== REQUEST ==
Write out each line exactly as given. Leave the pictures out of your copy.

[Dataset items]
* * * * * * * * *
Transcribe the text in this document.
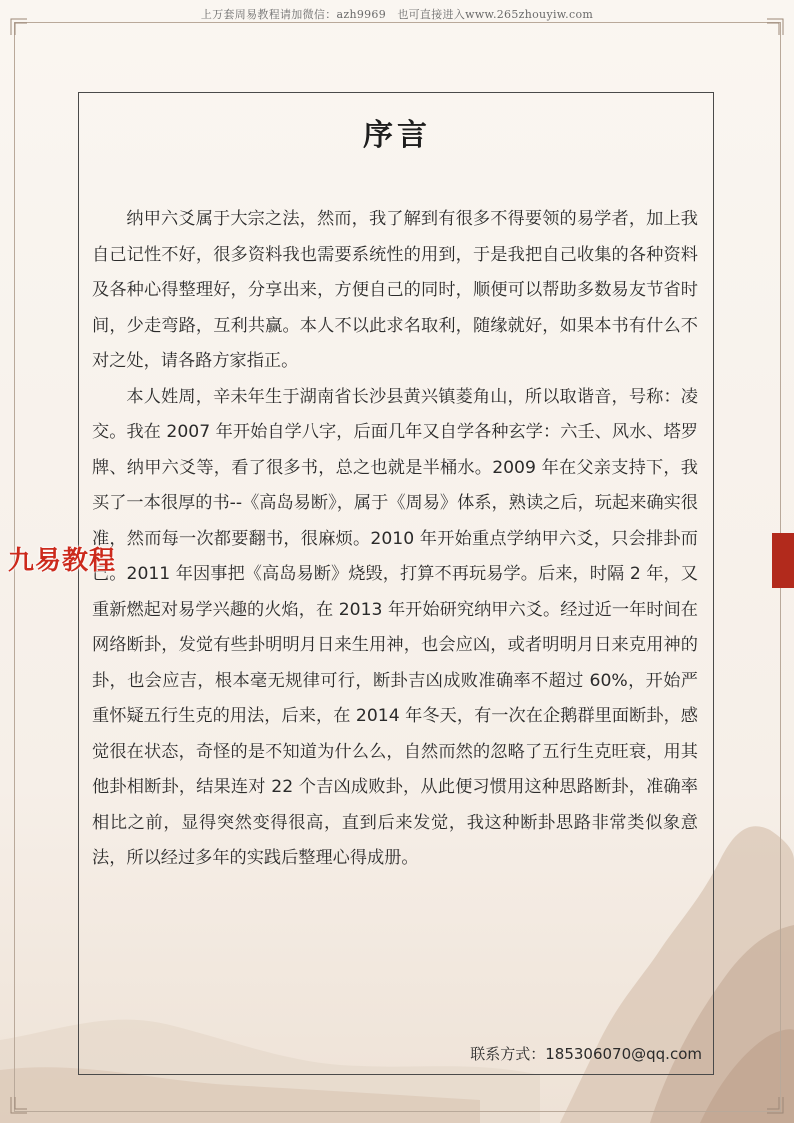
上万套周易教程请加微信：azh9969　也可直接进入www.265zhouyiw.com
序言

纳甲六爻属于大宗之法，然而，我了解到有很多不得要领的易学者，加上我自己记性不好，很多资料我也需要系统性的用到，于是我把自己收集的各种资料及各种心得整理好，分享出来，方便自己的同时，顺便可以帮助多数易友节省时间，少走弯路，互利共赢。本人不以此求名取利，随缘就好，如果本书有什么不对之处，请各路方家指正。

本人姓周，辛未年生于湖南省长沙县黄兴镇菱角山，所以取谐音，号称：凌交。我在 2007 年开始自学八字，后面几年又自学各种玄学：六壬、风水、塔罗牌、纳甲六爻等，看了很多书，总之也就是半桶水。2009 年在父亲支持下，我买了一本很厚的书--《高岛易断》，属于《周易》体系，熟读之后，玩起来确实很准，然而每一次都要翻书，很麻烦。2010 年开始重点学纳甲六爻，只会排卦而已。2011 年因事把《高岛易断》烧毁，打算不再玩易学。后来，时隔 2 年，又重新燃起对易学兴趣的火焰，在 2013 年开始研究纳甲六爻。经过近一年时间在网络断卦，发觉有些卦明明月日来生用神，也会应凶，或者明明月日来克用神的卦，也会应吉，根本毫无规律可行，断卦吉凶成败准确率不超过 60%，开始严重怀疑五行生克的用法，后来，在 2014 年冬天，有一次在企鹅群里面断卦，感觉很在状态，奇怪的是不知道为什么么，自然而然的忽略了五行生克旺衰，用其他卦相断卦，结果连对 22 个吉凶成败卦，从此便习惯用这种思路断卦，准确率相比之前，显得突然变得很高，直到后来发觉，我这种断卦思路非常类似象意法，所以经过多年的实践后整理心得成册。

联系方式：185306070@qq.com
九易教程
* * * * * * * * *
== TASK RESPONSE ==
Transcribe the text in this document.
上万套周易教程请加微信：azh9969　也可直接进入www.265zhouyiw.com
序言

纳甲六爻属于大宗之法，然而，我了解到有很多不得要领的易学者，加上我自己记性不好，很多资料我也需要系统性的用到，于是我把自己收集的各种资料及各种心得整理好，分享出来，方便自己的同时，顺便可以帮助多数易友节省时间，少走弯路，互利共赢。本人不以此求名取利，随缘就好，如果本书有什么不对之处，请各路方家指正。

本人姓周，辛未年生于湖南省长沙县黄兴镇菱角山，所以取谐音，号称：凌交。我在 2007 年开始自学八字，后面几年又自学各种玄学：六壬、风水、塔罗牌、纳甲六爻等，看了很多书，总之也就是半桶水。2009 年在父亲支持下，我买了一本很厚的书--《高岛易断》，属于《周易》体系，熟读之后，玩起来确实很准，然而每一次都要翻书，很麻烦。2010 年开始重点学纳甲六爻，只会排卦而已。2011 年因事把《高岛易断》烧毁，打算不再玩易学。后来，时隔 2 年，又重新燃起对易学兴趣的火焰，在 2013 年开始研究纳甲六爻。经过近一年时间在网络断卦，发觉有些卦明明月日来生用神，也会应凶，或者明明月日来克用神的卦，也会应吉，根本毫无规律可行，断卦吉凶成败准确率不超过 60%，开始严重怀疑五行生克的用法，后来，在 2014 年冬天，有一次在企鹅群里面断卦，感觉很在状态，奇怪的是不知道为什么么，自然而然的忽略了五行生克旺衰，用其他卦相断卦，结果连对 22 个吉凶成败卦，从此便习惯用这种思路断卦，准确率相比之前，显得突然变得很高，直到后来发觉，我这种断卦思路非常类似象意法，所以经过多年的实践后整理心得成册。

联系方式：185306070@qq.com
九易教程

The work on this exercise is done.